▶ [Exercise objective]: Filter the data below for the string "verified" and copy each matching line.

[Dataset rows]
§

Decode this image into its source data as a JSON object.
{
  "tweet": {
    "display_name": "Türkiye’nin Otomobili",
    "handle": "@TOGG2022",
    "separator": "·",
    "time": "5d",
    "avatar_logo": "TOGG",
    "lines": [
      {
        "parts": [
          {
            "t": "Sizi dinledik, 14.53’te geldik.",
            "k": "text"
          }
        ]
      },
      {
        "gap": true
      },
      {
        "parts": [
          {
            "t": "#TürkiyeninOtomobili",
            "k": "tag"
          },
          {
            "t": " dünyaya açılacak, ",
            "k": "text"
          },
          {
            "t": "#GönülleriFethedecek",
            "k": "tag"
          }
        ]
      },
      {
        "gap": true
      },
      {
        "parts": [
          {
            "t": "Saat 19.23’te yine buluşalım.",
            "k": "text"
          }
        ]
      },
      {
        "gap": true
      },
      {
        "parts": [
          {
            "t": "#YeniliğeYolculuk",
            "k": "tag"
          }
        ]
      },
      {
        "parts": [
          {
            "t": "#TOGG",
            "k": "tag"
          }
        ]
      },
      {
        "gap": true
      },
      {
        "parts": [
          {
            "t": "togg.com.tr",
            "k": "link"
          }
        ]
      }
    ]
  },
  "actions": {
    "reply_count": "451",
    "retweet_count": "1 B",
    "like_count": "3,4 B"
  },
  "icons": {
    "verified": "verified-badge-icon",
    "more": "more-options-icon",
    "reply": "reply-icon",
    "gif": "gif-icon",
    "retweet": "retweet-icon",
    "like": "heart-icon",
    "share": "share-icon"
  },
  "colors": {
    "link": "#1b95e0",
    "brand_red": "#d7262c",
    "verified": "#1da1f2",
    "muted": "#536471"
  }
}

§

▶ [Expected answer]:
    "verified": "verified-badge-icon",
    "verified": "#1da1f2",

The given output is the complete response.